> _AIM OF THE EXERCISE_: Read the material below. Count the lines containing "name" and give that count alone.

Dataset rows:
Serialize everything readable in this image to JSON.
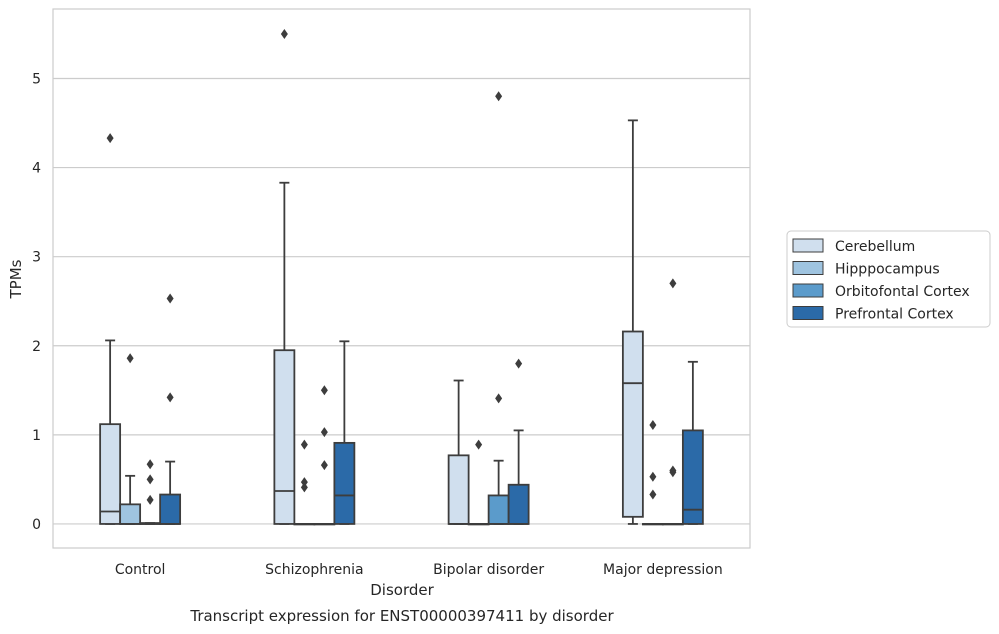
{
  "caption": "Transcript expression for ENST00000397411 by disorder",
  "chart_data": {
    "type": "box",
    "xlabel": "Disorder",
    "ylabel": "TPMs",
    "ylim": [
      -0.27,
      5.78
    ],
    "yticks": [
      0,
      1,
      2,
      3,
      4,
      5
    ],
    "grid": "horizontal",
    "legend_position": "right",
    "categories": [
      "Control",
      "Schizophrenia",
      "Bipolar disorder",
      "Major depression"
    ],
    "series": [
      {
        "name": "Cerebellum",
        "color": "#d0dfee",
        "boxes": [
          {
            "q1": 0.0,
            "median": 0.14,
            "q3": 1.12,
            "whisker_low": 0.0,
            "whisker_high": 2.06,
            "outliers": [
              4.33
            ]
          },
          {
            "q1": 0.0,
            "median": 0.37,
            "q3": 1.95,
            "whisker_low": 0.0,
            "whisker_high": 3.83,
            "outliers": [
              5.5
            ]
          },
          {
            "q1": 0.0,
            "median": 0.0,
            "q3": 0.77,
            "whisker_low": 0.0,
            "whisker_high": 1.61,
            "outliers": []
          },
          {
            "q1": 0.08,
            "median": 1.58,
            "q3": 2.16,
            "whisker_low": 0.0,
            "whisker_high": 4.53,
            "outliers": []
          }
        ]
      },
      {
        "name": "Hipppocampus",
        "color": "#9fc4e0",
        "boxes": [
          {
            "q1": 0.0,
            "median": 0.0,
            "q3": 0.22,
            "whisker_low": 0.0,
            "whisker_high": 0.54,
            "outliers": [
              1.86
            ]
          },
          {
            "q1": 0.0,
            "median": 0.0,
            "q3": 0.0,
            "whisker_low": 0.0,
            "whisker_high": 0.0,
            "outliers": [
              0.41,
              0.47,
              0.89
            ]
          },
          {
            "q1": 0.0,
            "median": 0.0,
            "q3": 0.0,
            "whisker_low": 0.0,
            "whisker_high": 0.0,
            "outliers": [
              0.89
            ]
          },
          {
            "q1": 0.0,
            "median": 0.0,
            "q3": 0.0,
            "whisker_low": 0.0,
            "whisker_high": 0.0,
            "outliers": [
              0.33,
              0.53,
              1.11
            ]
          }
        ]
      },
      {
        "name": "Orbitofontal Cortex",
        "color": "#5b9bcb",
        "boxes": [
          {
            "q1": 0.0,
            "median": 0.0,
            "q3": 0.01,
            "whisker_low": 0.0,
            "whisker_high": 0.01,
            "outliers": [
              0.27,
              0.5,
              0.67
            ]
          },
          {
            "q1": 0.0,
            "median": 0.0,
            "q3": 0.0,
            "whisker_low": 0.0,
            "whisker_high": 0.0,
            "outliers": [
              0.66,
              1.03,
              1.5
            ]
          },
          {
            "q1": 0.0,
            "median": 0.0,
            "q3": 0.32,
            "whisker_low": 0.0,
            "whisker_high": 0.71,
            "outliers": [
              1.41,
              4.8
            ]
          },
          {
            "q1": 0.0,
            "median": 0.0,
            "q3": 0.0,
            "whisker_low": 0.0,
            "whisker_high": 0.0,
            "outliers": [
              0.58,
              0.6,
              2.7
            ]
          }
        ]
      },
      {
        "name": "Prefrontal Cortex",
        "color": "#2b6aa8",
        "boxes": [
          {
            "q1": 0.0,
            "median": 0.0,
            "q3": 0.33,
            "whisker_low": 0.0,
            "whisker_high": 0.7,
            "outliers": [
              1.42,
              2.53
            ]
          },
          {
            "q1": 0.0,
            "median": 0.32,
            "q3": 0.91,
            "whisker_low": 0.0,
            "whisker_high": 2.05,
            "outliers": []
          },
          {
            "q1": 0.0,
            "median": 0.0,
            "q3": 0.44,
            "whisker_low": 0.0,
            "whisker_high": 1.05,
            "outliers": [
              1.8
            ]
          },
          {
            "q1": 0.0,
            "median": 0.16,
            "q3": 1.05,
            "whisker_low": 0.0,
            "whisker_high": 1.82,
            "outliers": []
          }
        ]
      }
    ]
  }
}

> _OUTPUT OF THE EXERCISE_: 4